**SHORT TASK:** Transcribe each line exactly.

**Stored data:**
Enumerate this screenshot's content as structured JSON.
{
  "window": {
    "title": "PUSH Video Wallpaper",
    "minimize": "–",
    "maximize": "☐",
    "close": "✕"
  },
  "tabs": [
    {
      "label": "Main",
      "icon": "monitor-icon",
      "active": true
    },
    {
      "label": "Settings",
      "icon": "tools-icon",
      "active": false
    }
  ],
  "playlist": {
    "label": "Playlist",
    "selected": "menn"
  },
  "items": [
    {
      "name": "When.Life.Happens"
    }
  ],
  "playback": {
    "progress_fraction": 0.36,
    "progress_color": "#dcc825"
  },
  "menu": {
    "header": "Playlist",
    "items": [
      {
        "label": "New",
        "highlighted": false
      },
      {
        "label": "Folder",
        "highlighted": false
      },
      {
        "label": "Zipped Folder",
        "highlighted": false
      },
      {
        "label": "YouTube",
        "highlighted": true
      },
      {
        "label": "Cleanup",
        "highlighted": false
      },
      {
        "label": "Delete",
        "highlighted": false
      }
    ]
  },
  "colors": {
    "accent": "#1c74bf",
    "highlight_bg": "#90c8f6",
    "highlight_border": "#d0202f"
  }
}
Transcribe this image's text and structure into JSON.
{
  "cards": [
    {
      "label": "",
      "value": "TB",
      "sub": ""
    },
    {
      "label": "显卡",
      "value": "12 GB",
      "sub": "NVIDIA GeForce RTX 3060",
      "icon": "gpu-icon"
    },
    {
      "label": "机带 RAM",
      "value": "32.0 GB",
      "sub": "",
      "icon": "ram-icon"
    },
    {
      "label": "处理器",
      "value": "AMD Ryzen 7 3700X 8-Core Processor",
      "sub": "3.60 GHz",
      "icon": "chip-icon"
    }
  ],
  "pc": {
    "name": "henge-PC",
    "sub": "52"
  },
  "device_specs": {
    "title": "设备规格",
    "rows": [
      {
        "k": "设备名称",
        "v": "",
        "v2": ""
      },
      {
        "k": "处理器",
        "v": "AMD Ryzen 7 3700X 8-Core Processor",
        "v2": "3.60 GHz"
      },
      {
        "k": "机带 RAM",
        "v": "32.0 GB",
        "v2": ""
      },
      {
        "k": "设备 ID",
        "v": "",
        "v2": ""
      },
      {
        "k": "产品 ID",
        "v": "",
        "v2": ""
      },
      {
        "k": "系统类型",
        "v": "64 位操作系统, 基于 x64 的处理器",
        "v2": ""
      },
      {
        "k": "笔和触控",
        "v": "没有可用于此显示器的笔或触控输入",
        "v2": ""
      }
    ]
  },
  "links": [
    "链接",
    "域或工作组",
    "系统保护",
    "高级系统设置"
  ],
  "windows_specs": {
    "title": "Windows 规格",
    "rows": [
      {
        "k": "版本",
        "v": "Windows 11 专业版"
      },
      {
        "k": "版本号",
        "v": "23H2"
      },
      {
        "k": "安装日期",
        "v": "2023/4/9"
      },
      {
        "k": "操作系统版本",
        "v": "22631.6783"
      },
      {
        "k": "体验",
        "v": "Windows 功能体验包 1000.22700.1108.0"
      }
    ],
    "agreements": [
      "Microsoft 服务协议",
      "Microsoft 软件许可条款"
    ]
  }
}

**TASK SOLUTION:**
Enumerate this screenshot's content as structured JSON.
{
  "window": {
    "title": "PUSH Video Wallpaper",
    "minimize": "–",
    "maximize": "☐",
    "close": "✕"
  },
  "tabs": [
    {
      "label": "Main",
      "icon": "monitor-icon",
      "active": true
    },
    {
      "label": "Settings",
      "icon": "tools-icon",
      "active": false
    }
  ],
  "playlist": {
    "label": "Playlist",
    "selected": "menn"
  },
  "items": [
    {
      "name": "When.Life.Happens"
    }
  ],
  "playback": {
    "progress_fraction": 0.36,
    "progress_color": "#dcc825"
  },
  "menu": {
    "header": "Playlist",
    "items": [
      {
        "label": "New",
        "highlighted": false
      },
      {
        "label": "Folder",
        "highlighted": false
      },
      {
        "label": "Zipped Folder",
        "highlighted": false
      },
      {
        "label": "YouTube",
        "highlighted": true
      },
      {
        "label": "Cleanup",
        "highlighted": false
      },
      {
        "label": "Delete",
        "highlighted": false
      }
    ]
  },
  "colors": {
    "accent": "#1c74bf",
    "highlight_bg": "#90c8f6",
    "highlight_border": "#d0202f"
  }
}
Transcribe this image's text and structure into JSON.
{
  "cards": [
    {
      "label": "",
      "value": "TB",
      "sub": ""
    },
    {
      "label": "显卡",
      "value": "12 GB",
      "sub": "NVIDIA GeForce RTX 3060",
      "icon": "gpu-icon"
    },
    {
      "label": "机带 RAM",
      "value": "32.0 GB",
      "sub": "",
      "icon": "ram-icon"
    },
    {
      "label": "处理器",
      "value": "AMD Ryzen 7 3700X 8-Core Processor",
      "sub": "3.60 GHz",
      "icon": "chip-icon"
    }
  ],
  "pc": {
    "name": "henge-PC",
    "sub": "52"
  },
  "device_specs": {
    "title": "设备规格",
    "rows": [
      {
        "k": "设备名称",
        "v": "",
        "v2": ""
      },
      {
        "k": "处理器",
        "v": "AMD Ryzen 7 3700X 8-Core Processor",
        "v2": "3.60 GHz"
      },
      {
        "k": "机带 RAM",
        "v": "32.0 GB",
        "v2": ""
      },
      {
        "k": "设备 ID",
        "v": "",
        "v2": ""
      },
      {
        "k": "产品 ID",
        "v": "",
        "v2": ""
      },
      {
        "k": "系统类型",
        "v": "64 位操作系统, 基于 x64 的处理器",
        "v2": ""
      },
      {
        "k": "笔和触控",
        "v": "没有可用于此显示器的笔或触控输入",
        "v2": ""
      }
    ]
  },
  "links": [
    "链接",
    "域或工作组",
    "系统保护",
    "高级系统设置"
  ],
  "windows_specs": {
    "title": "Windows 规格",
    "rows": [
      {
        "k": "版本",
        "v": "Windows 11 专业版"
      },
      {
        "k": "版本号",
        "v": "23H2"
      },
      {
        "k": "安装日期",
        "v": "2023/4/9"
      },
      {
        "k": "操作系统版本",
        "v": "22631.6783"
      },
      {
        "k": "体验",
        "v": "Windows 功能体验包 1000.22700.1108.0"
      }
    ],
    "agreements": [
      "Microsoft 服务协议",
      "Microsoft 软件许可条款"
    ]
  }
}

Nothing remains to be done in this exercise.